* START ENTRIES SHOWN *

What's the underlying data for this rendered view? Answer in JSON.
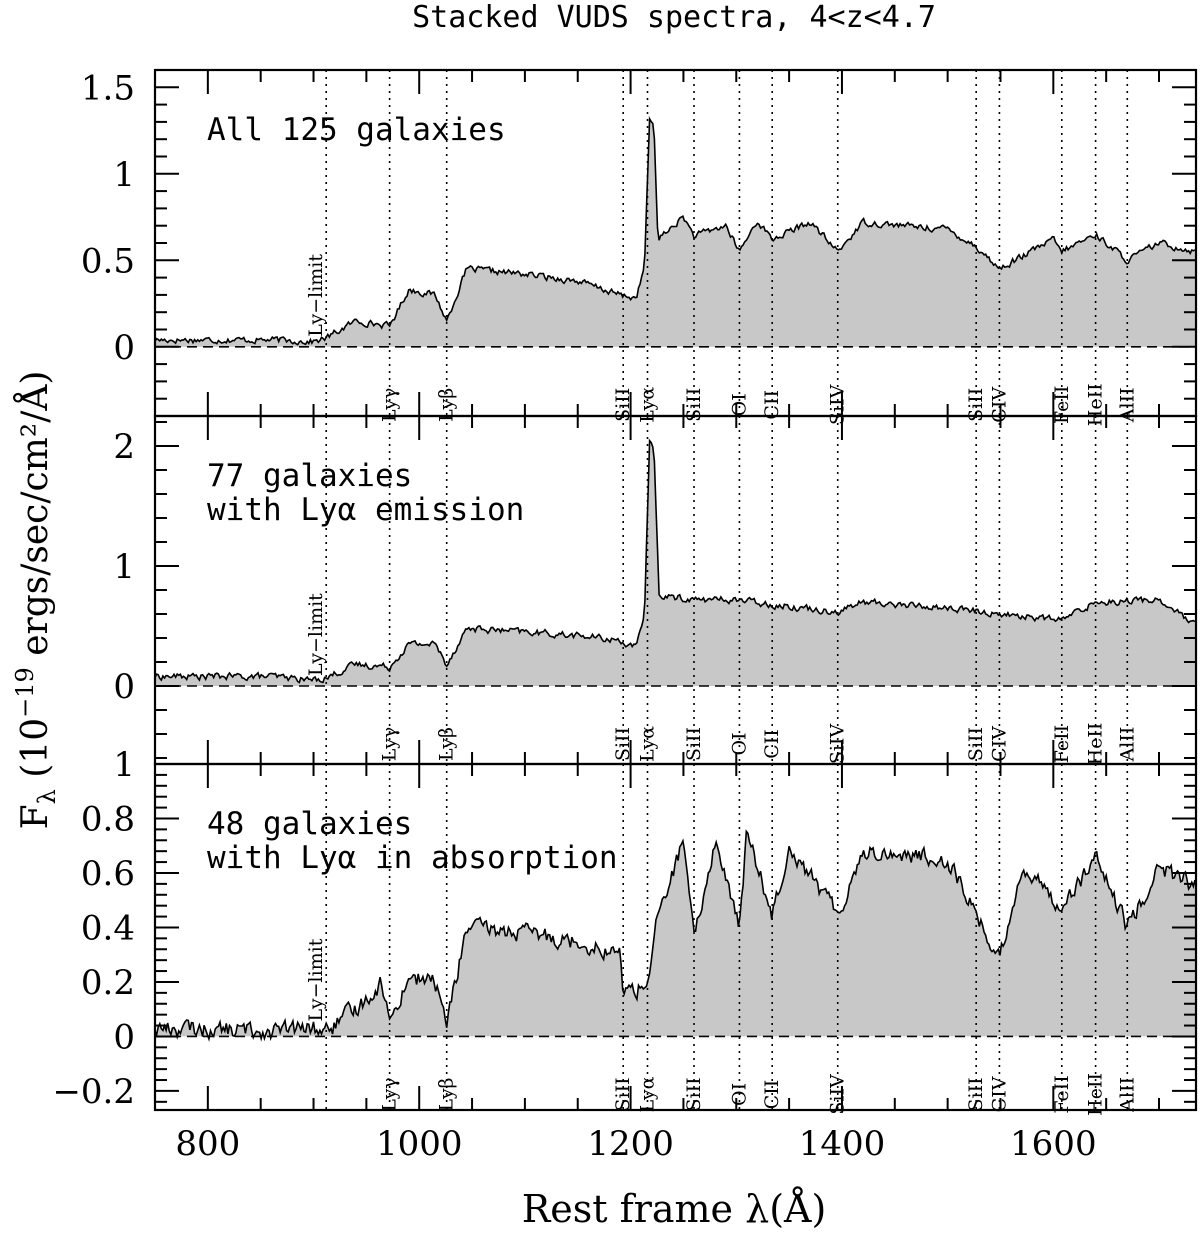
{
  "figure": {
    "title": "Stacked VUDS spectra, 4<z<4.7",
    "xlabel": "Rest frame λ(Å)",
    "ylabel_main": "F",
    "ylabel_sub": "λ",
    "ylabel_rest": " (10",
    "ylabel_exp": "−19",
    "ylabel_units": " ergs/sec/cm²/Å)",
    "fill_color": "#c8c8c8",
    "line_color": "#000000"
  },
  "chart_data": [
    {
      "type": "area",
      "panel": "top",
      "annotation": [
        "All 125 galaxies"
      ],
      "xlim": [
        750,
        1735
      ],
      "ylim": [
        -0.4,
        1.6
      ],
      "yticks": [
        0,
        0.5,
        1,
        1.5
      ],
      "ytick_labels": [
        "0",
        "0.5",
        "1",
        "1.5"
      ],
      "features": [
        {
          "x": 860,
          "y": 0.04
        },
        {
          "x": 900,
          "y": 0.03
        },
        {
          "x": 912,
          "y": 0.05
        },
        {
          "x": 940,
          "y": 0.15
        },
        {
          "x": 972,
          "y": 0.12
        },
        {
          "x": 990,
          "y": 0.33
        },
        {
          "x": 1015,
          "y": 0.3
        },
        {
          "x": 1026,
          "y": 0.15
        },
        {
          "x": 1045,
          "y": 0.45
        },
        {
          "x": 1100,
          "y": 0.42
        },
        {
          "x": 1150,
          "y": 0.38
        },
        {
          "x": 1190,
          "y": 0.3
        },
        {
          "x": 1205,
          "y": 0.28
        },
        {
          "x": 1213,
          "y": 0.45
        },
        {
          "x": 1218,
          "y": 1.3
        },
        {
          "x": 1222,
          "y": 1.28
        },
        {
          "x": 1226,
          "y": 0.62
        },
        {
          "x": 1250,
          "y": 0.75
        },
        {
          "x": 1260,
          "y": 0.64
        },
        {
          "x": 1290,
          "y": 0.7
        },
        {
          "x": 1303,
          "y": 0.55
        },
        {
          "x": 1320,
          "y": 0.73
        },
        {
          "x": 1334,
          "y": 0.62
        },
        {
          "x": 1370,
          "y": 0.72
        },
        {
          "x": 1396,
          "y": 0.55
        },
        {
          "x": 1420,
          "y": 0.72
        },
        {
          "x": 1500,
          "y": 0.68
        },
        {
          "x": 1527,
          "y": 0.58
        },
        {
          "x": 1549,
          "y": 0.45
        },
        {
          "x": 1600,
          "y": 0.62
        },
        {
          "x": 1608,
          "y": 0.55
        },
        {
          "x": 1640,
          "y": 0.65
        },
        {
          "x": 1670,
          "y": 0.5
        },
        {
          "x": 1700,
          "y": 0.6
        },
        {
          "x": 1735,
          "y": 0.55
        }
      ],
      "noise": 0.03,
      "sign_extra": 0
    },
    {
      "type": "area",
      "panel": "middle",
      "annotation": [
        "77 galaxies",
        "with Lyα emission"
      ],
      "xlim": [
        750,
        1735
      ],
      "ylim": [
        -0.65,
        2.25
      ],
      "yticks": [
        0,
        1,
        2
      ],
      "ytick_labels": [
        "0",
        "1",
        "2"
      ],
      "features": [
        {
          "x": 860,
          "y": 0.08
        },
        {
          "x": 900,
          "y": 0.05
        },
        {
          "x": 912,
          "y": 0.07
        },
        {
          "x": 940,
          "y": 0.18
        },
        {
          "x": 972,
          "y": 0.16
        },
        {
          "x": 990,
          "y": 0.35
        },
        {
          "x": 1015,
          "y": 0.35
        },
        {
          "x": 1026,
          "y": 0.18
        },
        {
          "x": 1045,
          "y": 0.48
        },
        {
          "x": 1100,
          "y": 0.45
        },
        {
          "x": 1150,
          "y": 0.42
        },
        {
          "x": 1190,
          "y": 0.38
        },
        {
          "x": 1205,
          "y": 0.32
        },
        {
          "x": 1213,
          "y": 0.55
        },
        {
          "x": 1218,
          "y": 2.05
        },
        {
          "x": 1222,
          "y": 2.0
        },
        {
          "x": 1227,
          "y": 0.75
        },
        {
          "x": 1260,
          "y": 0.72
        },
        {
          "x": 1300,
          "y": 0.72
        },
        {
          "x": 1334,
          "y": 0.68
        },
        {
          "x": 1396,
          "y": 0.62
        },
        {
          "x": 1420,
          "y": 0.7
        },
        {
          "x": 1500,
          "y": 0.65
        },
        {
          "x": 1549,
          "y": 0.6
        },
        {
          "x": 1608,
          "y": 0.55
        },
        {
          "x": 1640,
          "y": 0.7
        },
        {
          "x": 1700,
          "y": 0.72
        },
        {
          "x": 1735,
          "y": 0.5
        }
      ],
      "noise": 0.045,
      "sign_extra": 0
    },
    {
      "type": "area",
      "panel": "bottom",
      "annotation": [
        "48 galaxies",
        "with Lyα in absorption"
      ],
      "xlim": [
        750,
        1735
      ],
      "ylim": [
        -0.27,
        1.0
      ],
      "yticks": [
        -0.2,
        0,
        0.2,
        0.4,
        0.6,
        0.8,
        1
      ],
      "ytick_labels": [
        "−0.2",
        "0",
        "0.2",
        "0.4",
        "0.6",
        "0.8",
        "1"
      ],
      "features": [
        {
          "x": 760,
          "y": 0.03
        },
        {
          "x": 860,
          "y": 0.02
        },
        {
          "x": 900,
          "y": 0.03
        },
        {
          "x": 912,
          "y": 0.02
        },
        {
          "x": 940,
          "y": 0.1
        },
        {
          "x": 965,
          "y": 0.2
        },
        {
          "x": 972,
          "y": 0.05
        },
        {
          "x": 990,
          "y": 0.22
        },
        {
          "x": 1015,
          "y": 0.2
        },
        {
          "x": 1026,
          "y": 0.05
        },
        {
          "x": 1045,
          "y": 0.4
        },
        {
          "x": 1100,
          "y": 0.38
        },
        {
          "x": 1150,
          "y": 0.35
        },
        {
          "x": 1190,
          "y": 0.3
        },
        {
          "x": 1193,
          "y": 0.17
        },
        {
          "x": 1205,
          "y": 0.17
        },
        {
          "x": 1216,
          "y": 0.2
        },
        {
          "x": 1225,
          "y": 0.42
        },
        {
          "x": 1250,
          "y": 0.72
        },
        {
          "x": 1260,
          "y": 0.35
        },
        {
          "x": 1280,
          "y": 0.72
        },
        {
          "x": 1303,
          "y": 0.4
        },
        {
          "x": 1310,
          "y": 0.75
        },
        {
          "x": 1334,
          "y": 0.45
        },
        {
          "x": 1350,
          "y": 0.7
        },
        {
          "x": 1396,
          "y": 0.45
        },
        {
          "x": 1420,
          "y": 0.68
        },
        {
          "x": 1500,
          "y": 0.65
        },
        {
          "x": 1527,
          "y": 0.45
        },
        {
          "x": 1549,
          "y": 0.28
        },
        {
          "x": 1570,
          "y": 0.62
        },
        {
          "x": 1608,
          "y": 0.48
        },
        {
          "x": 1640,
          "y": 0.65
        },
        {
          "x": 1670,
          "y": 0.4
        },
        {
          "x": 1700,
          "y": 0.62
        },
        {
          "x": 1735,
          "y": 0.55
        }
      ],
      "noise": 0.05,
      "sign_extra": 0.01
    }
  ],
  "shared_axes": {
    "xticks": [
      800,
      1000,
      1200,
      1400,
      1600
    ],
    "xtick_labels": [
      "800",
      "1000",
      "1200",
      "1400",
      "1600"
    ],
    "xminor_step": 50
  },
  "lines": [
    {
      "label": "Ly−limit",
      "x": 912,
      "kind": "limit"
    },
    {
      "label": "Lyγ",
      "x": 972
    },
    {
      "label": "Lyβ",
      "x": 1026
    },
    {
      "label": "SiII",
      "x": 1193
    },
    {
      "label": "Lyα",
      "x": 1216
    },
    {
      "label": "SiII",
      "x": 1260
    },
    {
      "label": "OI",
      "x": 1303
    },
    {
      "label": "CII",
      "x": 1334
    },
    {
      "label": "SiIV",
      "x": 1396
    },
    {
      "label": "SiII",
      "x": 1527
    },
    {
      "label": "CIV",
      "x": 1549
    },
    {
      "label": "FeII",
      "x": 1608
    },
    {
      "label": "HeII",
      "x": 1640
    },
    {
      "label": "AlII",
      "x": 1670
    }
  ]
}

* END ENTRIES SHOWN *

Set out every line from the material that contains the string "with".

        "with Lyα emission"
        "with Lyα in absorption"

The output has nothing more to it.